_Given request:_ Give the material below as a Markdown table with two columns, No. and Line, that holds a row number and the line, and skip any blank lines. Leave the pictures out.

_Provided information:_
────────────────────

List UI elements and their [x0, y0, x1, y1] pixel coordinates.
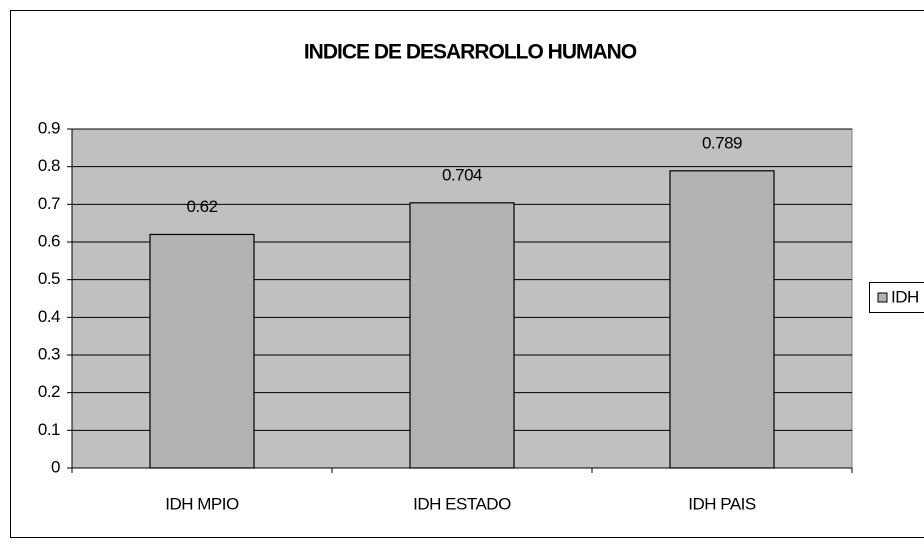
y-tick-label: 0.6 — [38, 231, 60, 250]
y-tick-label: 0.7 — [38, 194, 60, 213]
y-tick-label: 0 — [51, 457, 60, 476]
x-tick-label: IDH PAIS — [688, 494, 756, 513]
data-label: 0.789 — [702, 133, 742, 152]
y-tick-label: 0.9 — [38, 118, 60, 137]
x-tick-label: IDH MPIO — [165, 494, 239, 513]
legend-swatch — [878, 293, 887, 302]
y-tick-label: 0.4 — [38, 307, 60, 326]
x-tick-label: IDH ESTADO — [413, 494, 511, 513]
bar — [150, 234, 254, 468]
y-tick-label: 0.1 — [38, 420, 60, 439]
y-tick-label: 0.2 — [38, 382, 60, 401]
y-tick-label: 0.8 — [38, 156, 60, 175]
chart-title: INDICE DE DESARROLLO HUMANO — [304, 41, 637, 64]
data-label: 0.704 — [442, 165, 482, 184]
bar — [670, 171, 774, 468]
data-label: 0.62 — [186, 197, 217, 216]
y-tick-label: 0.5 — [38, 269, 60, 288]
bar — [410, 203, 514, 468]
y-tick-label: 0.3 — [38, 344, 60, 363]
legend-label: IDH — [891, 287, 919, 306]
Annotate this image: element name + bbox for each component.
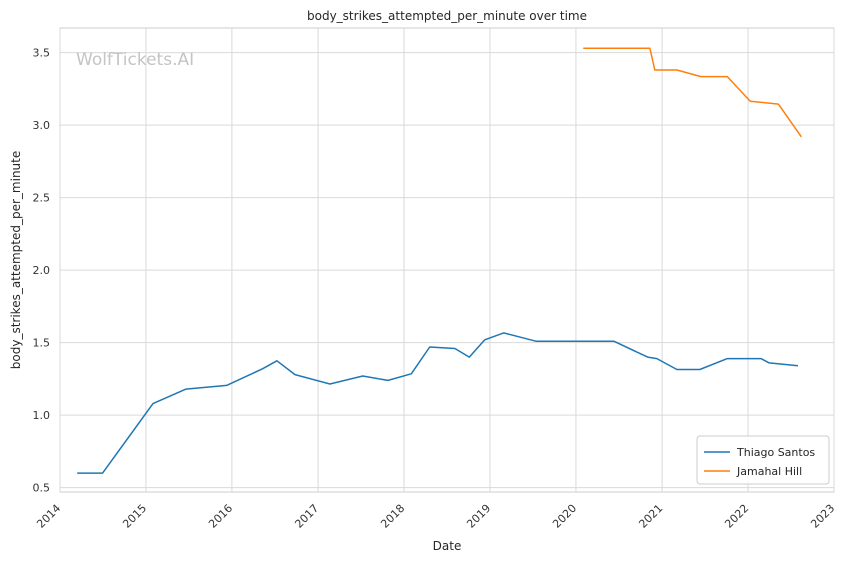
series-lines: [77, 47, 802, 474]
x-tick-label: 2018: [378, 502, 407, 531]
y-tick-label: 2.5: [33, 192, 51, 205]
y-tick-label: 3.5: [33, 47, 51, 60]
x-tick-label: 2015: [120, 502, 149, 531]
x-tick-label: 2019: [464, 502, 493, 531]
y-tick-label: 2.0: [33, 264, 51, 277]
series-line-jamahal-hill: [583, 47, 802, 138]
y-axis-label: body_strikes_attempted_per_minute: [9, 151, 23, 369]
legend-box: [696, 435, 830, 485]
x-tick-label: 2014: [34, 502, 63, 531]
x-tick-label: 2020: [550, 502, 579, 531]
legend-label-jamahal-hill: Jamahal Hill: [736, 465, 802, 478]
x-tick-label: 2016: [206, 502, 235, 531]
y-tick-label: 1.5: [33, 337, 51, 350]
x-tick-label: 2017: [292, 502, 321, 531]
chart-title: body_strikes_attempted_per_minute over t…: [307, 9, 587, 23]
x-tick-label: 2021: [636, 502, 665, 531]
watermark-text: WolfTickets.AI: [76, 50, 194, 70]
plot-area: [59, 27, 835, 493]
x-tick-label: 2023: [808, 502, 837, 531]
legend: Thiago Santos Jamahal Hill: [696, 435, 830, 485]
legend-label-thiago-santos: Thiago Santos: [736, 446, 815, 459]
x-axis-label: Date: [433, 539, 462, 553]
grid-lines: [59, 28, 835, 492]
x-tick-label: 2022: [722, 502, 751, 531]
y-tick-label: 0.5: [33, 482, 51, 495]
series-line-thiago-santos: [77, 332, 799, 474]
y-tick-label: 3.0: [33, 119, 51, 132]
y-tick-label: 1.0: [33, 409, 51, 422]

────────────────────

_Response to the exercise:_
| No. | Line |
|---|---|
| 1 | List UI elements and their [x0, y0, x1, y1] pixel coordinates. |
| 2 | y-tick-label: 0.6 — [38, 231, 60, 250] |
| 3 | y-tick-label: 0.7 — [38, 194, 60, 213] |
| 4 | y-tick-label: 0 — [51, 457, 60, 476] |
| 5 | x-tick-label: IDH PAIS — [688, 494, 756, 513] |
| 6 | data-label: 0.789 — [702, 133, 742, 152] |
| 7 | y-tick-label: 0.9 — [38, 118, 60, 137] |
| 8 | x-tick-label: IDH MPIO — [165, 494, 239, 513] |
| 9 | legend-swatch — [878, 293, 887, 302] |
| 10 | y-tick-label: 0.4 — [38, 307, 60, 326] |
| 11 | x-tick-label: IDH ESTADO — [413, 494, 511, 513] |
| 12 | bar — [150, 234, 254, 468] |
| 13 | y-tick-label: 0.1 — [38, 420, 60, 439] |
| 14 | y-tick-label: 0.2 — [38, 382, 60, 401] |
| 15 | y-tick-label: 0.8 — [38, 156, 60, 175] |
| 16 | chart-title: INDICE DE DESARROLLO HUMANO — [304, 41, 637, 64] |
| 17 | data-label: 0.704 — [442, 165, 482, 184] |
| 18 | bar — [670, 171, 774, 468] |
| 19 | data-label: 0.62 — [186, 197, 217, 216] |
| 20 | y-tick-label: 0.5 — [38, 269, 60, 288] |
| 21 | bar — [410, 203, 514, 468] |
| 22 | y-tick-label: 0.3 — [38, 344, 60, 363] |
| 23 | legend-label: IDH — [891, 287, 919, 306] |
| 24 | Annotate this image: element name + bbox for each component. |
| 25 | series-lines: [77, 47, 802, 474] |
| 26 | x-tick-label: 2018: [378, 502, 407, 531] |
| 27 | y-tick-label: 2.5: [33, 192, 51, 205] |
| 28 | y-tick-label: 3.5: [33, 47, 51, 60] |
| 29 | x-tick-label: 2015: [120, 502, 149, 531] |
| 30 | x-tick-label: 2019: [464, 502, 493, 531] |
| 31 | y-tick-label: 2.0: [33, 264, 51, 277] |
| 32 | series-line-jamahal-hill: [583, 47, 802, 138] |
| 33 | y-axis-label: body_strikes_attempted_per_minute: [9, 151, 23, 369] |
| 34 | legend-box: [696, 435, 830, 485] |
| 35 | x-tick-label: 2014: [34, 502, 63, 531] |
| 36 | x-tick-label: 2020: [550, 502, 579, 531] |
| 37 | legend-label-jamahal-hill: Jamahal Hill: [736, 465, 802, 478] |
| 38 | x-tick-label: 2016: [206, 502, 235, 531] |
| 39 | y-tick-label: 1.5: [33, 337, 51, 350] |
| 40 | x-tick-label: 2017: [292, 502, 321, 531] |
| 41 | chart-title: body_strikes_attempted_per_minute over t…: [307, 9, 587, 23] |
| 42 | x-tick-label: 2021: [636, 502, 665, 531] |
| 43 | watermark-text: WolfTickets.AI: [76, 50, 194, 70] |
| 44 | plot-area: [59, 27, 835, 493] |
| 45 | x-tick-label: 2023: [808, 502, 837, 531] |
| 46 | legend: Thiago Santos Jamahal Hill: [696, 435, 830, 485] |
| 47 | legend-label-thiago-santos: Thiago Santos: [736, 446, 815, 459] |
| 48 | x-axis-label: Date: [433, 539, 462, 553] |
| 49 | grid-lines: [59, 28, 835, 492] |
| 50 | x-tick-label: 2022: [722, 502, 751, 531] |
| 51 | y-tick-label: 0.5: [33, 482, 51, 495] |
| 52 | series-line-thiago-santos: [77, 332, 799, 474] |
| 53 | y-tick-label: 3.0: [33, 119, 51, 132] |
| 54 | y-tick-label: 1.0: [33, 409, 51, 422] |